(Entries from a visual dataset)
-- start --

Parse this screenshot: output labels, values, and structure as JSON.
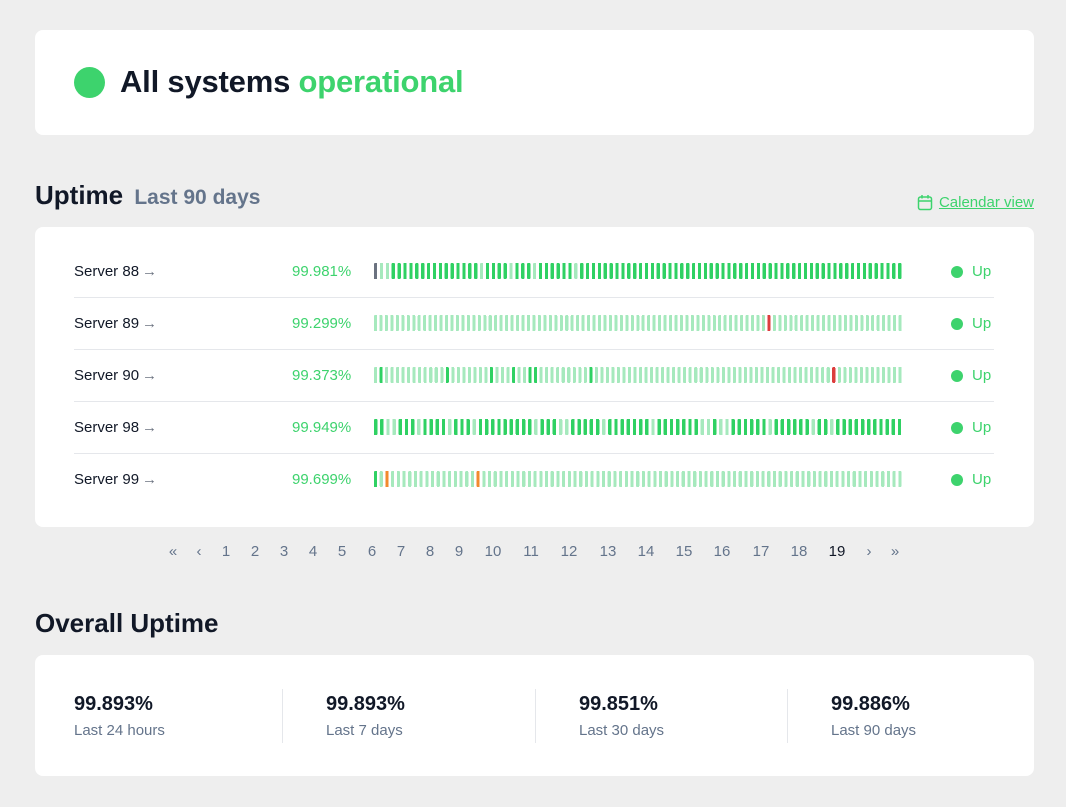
{
  "colors": {
    "green": "#3dd36d",
    "bar_light": "#a6e9bd",
    "bar_strong": "#2fd163",
    "bar_gray": "#6b7280",
    "bar_red": "#dc3d3d",
    "bar_orange": "#f28a2e",
    "link": "#3dd36d"
  },
  "status": {
    "text_prefix": "All systems",
    "text_accent": "operational",
    "dot_icon": "status-dot-icon"
  },
  "uptime_section": {
    "title": "Uptime",
    "subtitle": "Last 90 days",
    "calendar_link": "Calendar view",
    "calendar_icon": "calendar-icon"
  },
  "servers": [
    {
      "name": "Server 88",
      "arrow": "→",
      "uptime": "99.981%",
      "status": "Up",
      "bars": "gllssssssssssssssslsssslssslsssssslsssssssssssssssssssssssssssssssssssssssssssssssssssssss"
    },
    {
      "name": "Server 89",
      "arrow": "→",
      "uptime": "99.299%",
      "status": "Up",
      "bars": "llllllllllllllllllllllllllllllllllllllllllllllllllllllllllllllllllllllllrllllllllllllllllllllllll"
    },
    {
      "name": "Server 90",
      "arrow": "→",
      "uptime": "99.373%",
      "status": "Up",
      "bars": "lslllllllllllslllllllslllsllsslllllllllslllllllllllllllllllllllllllllllllllllllllllrllllllllllll"
    },
    {
      "name": "Server 98",
      "arrow": "→",
      "uptime": "99.949%",
      "status": "Up",
      "bars": "ssllssslsssslssslssssssssslsssllssssslssssssslsssssssllsllsssssslsssssslsslsssssssssss"
    },
    {
      "name": "Server 99",
      "arrow": "→",
      "uptime": "99.699%",
      "status": "Up",
      "bars": "slolllllllllllllllollllllllllllllllllllllllllllllllllllllllllllllllllllllllllllllllllllllllll"
    }
  ],
  "pagination": {
    "first": "«",
    "prev": "‹",
    "pages": [
      "1",
      "2",
      "3",
      "4",
      "5",
      "6",
      "7",
      "8",
      "9",
      "10",
      "11",
      "12",
      "13",
      "14",
      "15",
      "16",
      "17",
      "18",
      "19"
    ],
    "current": "19",
    "next": "›",
    "last": "»"
  },
  "overall": {
    "title": "Overall Uptime",
    "stats": [
      {
        "value": "99.893%",
        "label": "Last 24 hours"
      },
      {
        "value": "99.893%",
        "label": "Last 7 days"
      },
      {
        "value": "99.851%",
        "label": "Last 30 days"
      },
      {
        "value": "99.886%",
        "label": "Last 90 days"
      }
    ]
  }
}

-- end --

Find each line holding the word "icon" and copy it.

**Correct result**:
    "dot_icon": "status-dot-icon"
    "calendar_icon": "calendar-icon"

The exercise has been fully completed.